* Start *

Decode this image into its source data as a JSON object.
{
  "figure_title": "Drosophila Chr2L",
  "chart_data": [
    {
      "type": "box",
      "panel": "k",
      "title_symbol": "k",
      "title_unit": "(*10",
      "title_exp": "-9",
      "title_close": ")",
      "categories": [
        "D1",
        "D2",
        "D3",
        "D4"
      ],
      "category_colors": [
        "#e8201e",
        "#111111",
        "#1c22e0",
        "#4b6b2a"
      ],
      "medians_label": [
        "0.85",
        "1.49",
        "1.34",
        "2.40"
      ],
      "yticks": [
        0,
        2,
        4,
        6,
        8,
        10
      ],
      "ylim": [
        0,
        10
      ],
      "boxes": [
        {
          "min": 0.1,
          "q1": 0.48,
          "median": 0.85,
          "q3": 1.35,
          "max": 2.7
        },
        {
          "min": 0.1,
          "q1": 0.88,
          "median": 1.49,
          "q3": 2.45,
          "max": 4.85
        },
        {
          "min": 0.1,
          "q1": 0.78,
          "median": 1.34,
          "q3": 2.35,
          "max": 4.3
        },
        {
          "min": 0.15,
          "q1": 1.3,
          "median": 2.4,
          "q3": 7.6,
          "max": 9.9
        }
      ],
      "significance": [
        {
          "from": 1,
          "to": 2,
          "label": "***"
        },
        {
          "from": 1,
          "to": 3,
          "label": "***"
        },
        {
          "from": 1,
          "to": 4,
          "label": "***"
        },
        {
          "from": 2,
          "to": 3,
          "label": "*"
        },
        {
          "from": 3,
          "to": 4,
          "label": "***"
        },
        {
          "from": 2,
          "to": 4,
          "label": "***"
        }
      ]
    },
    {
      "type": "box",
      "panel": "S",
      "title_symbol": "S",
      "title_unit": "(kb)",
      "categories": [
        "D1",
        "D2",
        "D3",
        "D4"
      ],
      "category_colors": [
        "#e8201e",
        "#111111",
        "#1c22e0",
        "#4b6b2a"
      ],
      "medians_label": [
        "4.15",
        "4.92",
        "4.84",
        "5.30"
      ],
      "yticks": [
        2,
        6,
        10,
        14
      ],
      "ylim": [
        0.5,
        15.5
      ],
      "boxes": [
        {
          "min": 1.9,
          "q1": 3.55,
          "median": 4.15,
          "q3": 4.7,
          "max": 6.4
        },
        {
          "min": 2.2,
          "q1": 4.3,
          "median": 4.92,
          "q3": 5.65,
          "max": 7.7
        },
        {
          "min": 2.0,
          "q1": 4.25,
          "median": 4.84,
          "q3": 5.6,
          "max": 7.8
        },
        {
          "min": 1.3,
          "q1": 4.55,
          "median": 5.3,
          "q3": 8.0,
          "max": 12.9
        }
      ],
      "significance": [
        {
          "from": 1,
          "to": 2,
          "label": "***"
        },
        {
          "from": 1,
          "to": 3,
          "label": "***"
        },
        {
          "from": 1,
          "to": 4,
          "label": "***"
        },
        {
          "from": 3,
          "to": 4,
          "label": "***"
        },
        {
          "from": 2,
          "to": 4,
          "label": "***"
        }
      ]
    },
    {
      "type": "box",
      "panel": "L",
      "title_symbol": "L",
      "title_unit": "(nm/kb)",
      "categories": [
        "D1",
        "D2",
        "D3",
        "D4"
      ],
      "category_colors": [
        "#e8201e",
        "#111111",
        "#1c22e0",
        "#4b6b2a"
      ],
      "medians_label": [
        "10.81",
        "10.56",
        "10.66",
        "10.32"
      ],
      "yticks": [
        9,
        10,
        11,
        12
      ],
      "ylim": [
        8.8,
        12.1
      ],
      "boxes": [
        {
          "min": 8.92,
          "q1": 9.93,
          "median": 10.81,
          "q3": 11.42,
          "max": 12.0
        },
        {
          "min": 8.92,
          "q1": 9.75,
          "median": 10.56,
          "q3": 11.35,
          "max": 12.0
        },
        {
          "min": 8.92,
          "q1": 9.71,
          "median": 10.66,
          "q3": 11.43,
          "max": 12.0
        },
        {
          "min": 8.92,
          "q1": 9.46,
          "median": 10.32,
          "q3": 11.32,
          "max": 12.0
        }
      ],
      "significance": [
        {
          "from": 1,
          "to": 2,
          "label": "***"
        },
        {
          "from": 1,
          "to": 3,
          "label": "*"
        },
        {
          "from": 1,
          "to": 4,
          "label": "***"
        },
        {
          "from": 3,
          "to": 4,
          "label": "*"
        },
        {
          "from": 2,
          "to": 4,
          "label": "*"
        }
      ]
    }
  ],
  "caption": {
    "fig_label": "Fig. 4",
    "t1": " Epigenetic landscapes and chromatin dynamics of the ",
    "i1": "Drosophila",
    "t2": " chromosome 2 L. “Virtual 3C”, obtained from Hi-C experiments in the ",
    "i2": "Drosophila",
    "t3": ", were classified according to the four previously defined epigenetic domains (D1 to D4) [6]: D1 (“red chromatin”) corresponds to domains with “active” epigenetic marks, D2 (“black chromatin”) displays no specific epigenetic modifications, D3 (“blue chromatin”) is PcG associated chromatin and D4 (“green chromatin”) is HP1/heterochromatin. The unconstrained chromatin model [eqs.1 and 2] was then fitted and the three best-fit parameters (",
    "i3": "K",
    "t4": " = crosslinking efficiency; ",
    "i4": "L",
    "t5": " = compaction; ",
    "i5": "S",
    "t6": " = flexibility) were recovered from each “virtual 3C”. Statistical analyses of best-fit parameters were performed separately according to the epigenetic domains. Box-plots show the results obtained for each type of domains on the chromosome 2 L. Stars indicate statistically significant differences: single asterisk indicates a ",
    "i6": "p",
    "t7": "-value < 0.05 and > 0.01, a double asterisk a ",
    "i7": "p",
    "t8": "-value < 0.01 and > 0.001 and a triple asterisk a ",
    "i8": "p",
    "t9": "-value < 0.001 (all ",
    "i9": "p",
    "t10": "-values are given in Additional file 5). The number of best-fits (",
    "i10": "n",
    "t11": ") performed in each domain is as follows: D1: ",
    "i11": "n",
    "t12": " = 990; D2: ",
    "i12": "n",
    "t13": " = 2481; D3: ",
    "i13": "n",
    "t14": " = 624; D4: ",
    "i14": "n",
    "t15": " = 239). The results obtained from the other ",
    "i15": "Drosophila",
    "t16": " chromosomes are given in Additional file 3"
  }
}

* End *

--- What is being asked ---
Reproduce each line of the entries in which the word "performed" is found.

--- Answer to the problem ---
    "t6": " = flexibility) were recovered from each “virtual 3C”. Statistical analyses of best-fit parameters were performed separately according to the epigenetic domains. Box-plots show the results obtained for each type of domains on the chromosome 2 L. Stars indicate statistically significant differences: single asterisk indicates a ",
    "t11": ") performed in each domain is as follows: D1: ",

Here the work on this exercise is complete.